# RECORDS start

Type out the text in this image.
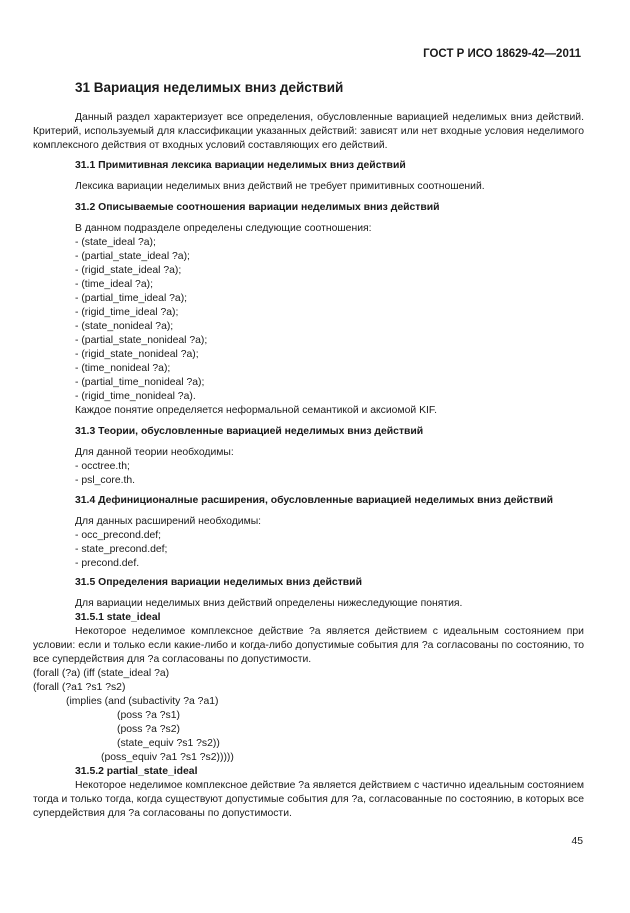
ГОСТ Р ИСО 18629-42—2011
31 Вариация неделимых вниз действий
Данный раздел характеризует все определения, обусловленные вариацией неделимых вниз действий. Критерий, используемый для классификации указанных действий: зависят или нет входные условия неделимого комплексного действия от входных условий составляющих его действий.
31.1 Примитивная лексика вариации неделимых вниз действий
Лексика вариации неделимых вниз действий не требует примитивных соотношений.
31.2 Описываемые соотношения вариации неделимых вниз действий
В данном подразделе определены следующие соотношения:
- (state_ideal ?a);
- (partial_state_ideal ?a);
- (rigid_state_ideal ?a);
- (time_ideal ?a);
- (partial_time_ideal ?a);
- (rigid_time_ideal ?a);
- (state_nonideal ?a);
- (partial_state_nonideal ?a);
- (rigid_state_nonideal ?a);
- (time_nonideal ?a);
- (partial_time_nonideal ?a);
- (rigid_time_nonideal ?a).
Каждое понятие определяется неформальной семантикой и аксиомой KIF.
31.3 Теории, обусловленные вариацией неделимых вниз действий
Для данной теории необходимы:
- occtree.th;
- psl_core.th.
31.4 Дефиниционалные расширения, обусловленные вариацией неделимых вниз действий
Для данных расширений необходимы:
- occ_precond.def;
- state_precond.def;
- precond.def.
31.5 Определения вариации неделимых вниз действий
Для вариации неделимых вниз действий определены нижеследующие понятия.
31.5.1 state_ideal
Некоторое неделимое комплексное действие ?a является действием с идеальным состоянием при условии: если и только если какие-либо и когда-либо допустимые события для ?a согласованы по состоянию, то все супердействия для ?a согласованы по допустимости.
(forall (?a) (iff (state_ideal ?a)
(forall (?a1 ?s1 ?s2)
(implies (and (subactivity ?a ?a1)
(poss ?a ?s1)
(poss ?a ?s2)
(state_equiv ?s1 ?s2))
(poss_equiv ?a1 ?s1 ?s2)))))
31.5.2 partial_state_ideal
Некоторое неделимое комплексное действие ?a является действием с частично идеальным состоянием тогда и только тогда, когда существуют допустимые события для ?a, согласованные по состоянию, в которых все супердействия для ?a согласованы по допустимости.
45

# RECORDS end

WHAT YOU SHOULD DO — Please set down each line of the data above exactly as written, without the pictures.

TASK RESULT —
Type out the text in this image.
ГОСТ Р ИСО 18629-42—2011
31 Вариация неделимых вниз действий
Данный раздел характеризует все определения, обусловленные вариацией неделимых вниз действий. Критерий, используемый для классификации указанных действий: зависят или нет входные условия неделимого комплексного действия от входных условий составляющих его действий.
31.1 Примитивная лексика вариации неделимых вниз действий
Лексика вариации неделимых вниз действий не требует примитивных соотношений.
31.2 Описываемые соотношения вариации неделимых вниз действий
В данном подразделе определены следующие соотношения:
- (state_ideal ?a);
- (partial_state_ideal ?a);
- (rigid_state_ideal ?a);
- (time_ideal ?a);
- (partial_time_ideal ?a);
- (rigid_time_ideal ?a);
- (state_nonideal ?a);
- (partial_state_nonideal ?a);
- (rigid_state_nonideal ?a);
- (time_nonideal ?a);
- (partial_time_nonideal ?a);
- (rigid_time_nonideal ?a).
Каждое понятие определяется неформальной семантикой и аксиомой KIF.
31.3 Теории, обусловленные вариацией неделимых вниз действий
Для данной теории необходимы:
- occtree.th;
- psl_core.th.
31.4 Дефиниционалные расширения, обусловленные вариацией неделимых вниз действий
Для данных расширений необходимы:
- occ_precond.def;
- state_precond.def;
- precond.def.
31.5 Определения вариации неделимых вниз действий
Для вариации неделимых вниз действий определены нижеследующие понятия.
31.5.1 state_ideal
Некоторое неделимое комплексное действие ?a является действием с идеальным состоянием при условии: если и только если какие-либо и когда-либо допустимые события для ?a согласованы по состоянию, то все супердействия для ?a согласованы по допустимости.
(forall (?a) (iff (state_ideal ?a)
(forall (?a1 ?s1 ?s2)
(implies (and (subactivity ?a ?a1)
(poss ?a ?s1)
(poss ?a ?s2)
(state_equiv ?s1 ?s2))
(poss_equiv ?a1 ?s1 ?s2)))))
31.5.2 partial_state_ideal
Некоторое неделимое комплексное действие ?a является действием с частично идеальным состоянием тогда и только тогда, когда существуют допустимые события для ?a, согласованные по состоянию, в которых все супердействия для ?a согласованы по допустимости.
45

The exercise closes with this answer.